Look below and pull out each line with the word "label".

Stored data
++++++

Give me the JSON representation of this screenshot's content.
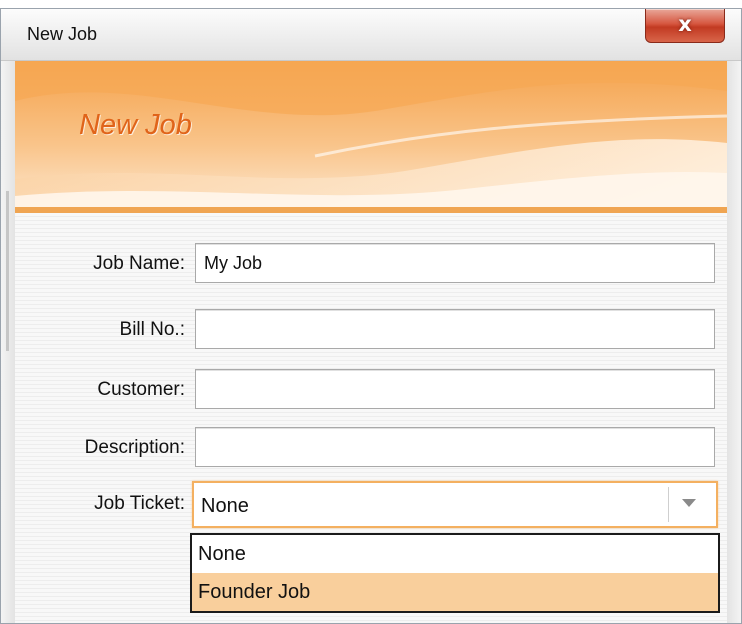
{
  "window": {
    "title": "New Job",
    "close_glyph": "x",
    "close_icon": "close-icon"
  },
  "banner": {
    "heading": "New Job"
  },
  "form": {
    "job_name": {
      "label": "Job Name:",
      "value": "My Job",
      "placeholder": ""
    },
    "bill_no": {
      "label": "Bill No.:",
      "value": "",
      "placeholder": ""
    },
    "customer": {
      "label": "Customer:",
      "value": "",
      "placeholder": ""
    },
    "description": {
      "label": "Description:",
      "value": "",
      "placeholder": ""
    },
    "job_ticket": {
      "label": "Job Ticket:",
      "selected": "None",
      "arrow_icon": "chevron-down-icon",
      "options": [
        "None",
        "Founder Job"
      ],
      "highlighted_option": "Founder Job"
    }
  },
  "colors": {
    "accent_orange": "#e0641a",
    "banner_orange": "#f5a24b",
    "focus_border": "#f4b060",
    "highlight": "#f9cf9c",
    "close_red": "#c23a22"
  }
}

++++++

ANSWER BELOW =
      "label": "Job Name:",
      "label": "Bill No.:",
      "label": "Customer:",
      "label": "Description:",
      "label": "Job Ticket:",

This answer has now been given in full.